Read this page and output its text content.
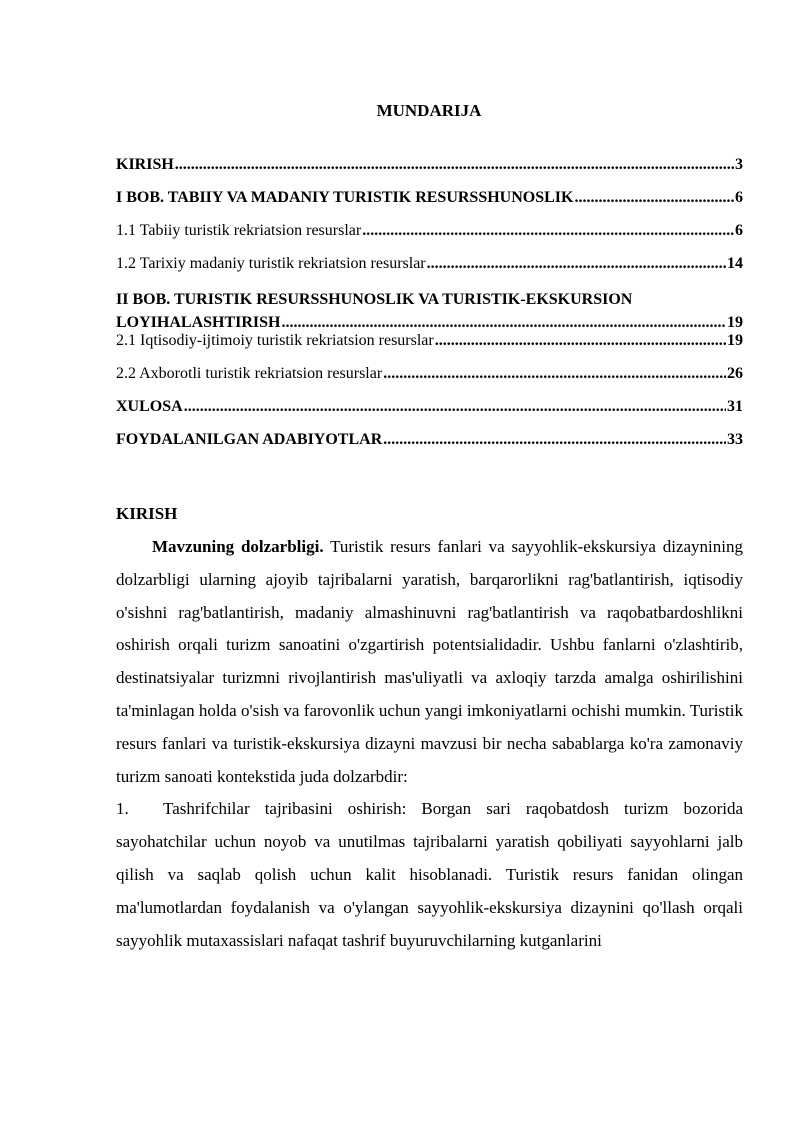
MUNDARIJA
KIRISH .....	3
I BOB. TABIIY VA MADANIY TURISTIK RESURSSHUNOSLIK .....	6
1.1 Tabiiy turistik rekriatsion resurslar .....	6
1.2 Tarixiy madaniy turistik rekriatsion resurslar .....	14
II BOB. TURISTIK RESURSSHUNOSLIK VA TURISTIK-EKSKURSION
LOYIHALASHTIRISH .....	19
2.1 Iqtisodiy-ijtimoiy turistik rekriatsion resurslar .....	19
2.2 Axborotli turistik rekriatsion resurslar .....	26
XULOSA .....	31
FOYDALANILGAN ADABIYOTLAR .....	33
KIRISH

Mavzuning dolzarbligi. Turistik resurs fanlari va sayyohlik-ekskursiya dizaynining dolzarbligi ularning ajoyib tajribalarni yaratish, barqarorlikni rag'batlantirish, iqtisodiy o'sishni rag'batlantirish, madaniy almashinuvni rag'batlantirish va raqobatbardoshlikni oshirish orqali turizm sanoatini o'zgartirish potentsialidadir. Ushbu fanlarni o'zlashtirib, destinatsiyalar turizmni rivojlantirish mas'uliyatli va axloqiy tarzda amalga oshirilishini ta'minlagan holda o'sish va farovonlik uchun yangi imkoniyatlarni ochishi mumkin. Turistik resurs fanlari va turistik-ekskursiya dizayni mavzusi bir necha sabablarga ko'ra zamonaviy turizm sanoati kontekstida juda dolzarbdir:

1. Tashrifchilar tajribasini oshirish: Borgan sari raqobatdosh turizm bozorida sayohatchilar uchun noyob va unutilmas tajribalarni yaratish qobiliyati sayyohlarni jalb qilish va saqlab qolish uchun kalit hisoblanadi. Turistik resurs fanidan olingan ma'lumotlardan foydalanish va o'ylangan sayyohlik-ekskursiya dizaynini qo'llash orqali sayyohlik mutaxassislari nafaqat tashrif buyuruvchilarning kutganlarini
--------------------------------
**REQUIRED TASK**
Set the pictures aside and transcribe the data above exactly.

**REPLY**
Read this page and output its text content.
MUNDARIJA
KIRISH .....	3
I BOB. TABIIY VA MADANIY TURISTIK RESURSSHUNOSLIK .....	6
1.1 Tabiiy turistik rekriatsion resurslar .....	6
1.2 Tarixiy madaniy turistik rekriatsion resurslar .....	14
II BOB. TURISTIK RESURSSHUNOSLIK VA TURISTIK-EKSKURSION
LOYIHALASHTIRISH .....	19
2.1 Iqtisodiy-ijtimoiy turistik rekriatsion resurslar .....	19
2.2 Axborotli turistik rekriatsion resurslar .....	26
XULOSA .....	31
FOYDALANILGAN ADABIYOTLAR .....	33
KIRISH

Mavzuning dolzarbligi. Turistik resurs fanlari va sayyohlik-ekskursiya dizaynining dolzarbligi ularning ajoyib tajribalarni yaratish, barqarorlikni rag'batlantirish, iqtisodiy o'sishni rag'batlantirish, madaniy almashinuvni rag'batlantirish va raqobatbardoshlikni oshirish orqali turizm sanoatini o'zgartirish potentsialidadir. Ushbu fanlarni o'zlashtirib, destinatsiyalar turizmni rivojlantirish mas'uliyatli va axloqiy tarzda amalga oshirilishini ta'minlagan holda o'sish va farovonlik uchun yangi imkoniyatlarni ochishi mumkin. Turistik resurs fanlari va turistik-ekskursiya dizayni mavzusi bir necha sabablarga ko'ra zamonaviy turizm sanoati kontekstida juda dolzarbdir:

1. Tashrifchilar tajribasini oshirish: Borgan sari raqobatdosh turizm bozorida sayohatchilar uchun noyob va unutilmas tajribalarni yaratish qobiliyati sayyohlarni jalb qilish va saqlab qolish uchun kalit hisoblanadi. Turistik resurs fanidan olingan ma'lumotlardan foydalanish va o'ylangan sayyohlik-ekskursiya dizaynini qo'llash orqali sayyohlik mutaxassislari nafaqat tashrif buyuruvchilarning kutganlarini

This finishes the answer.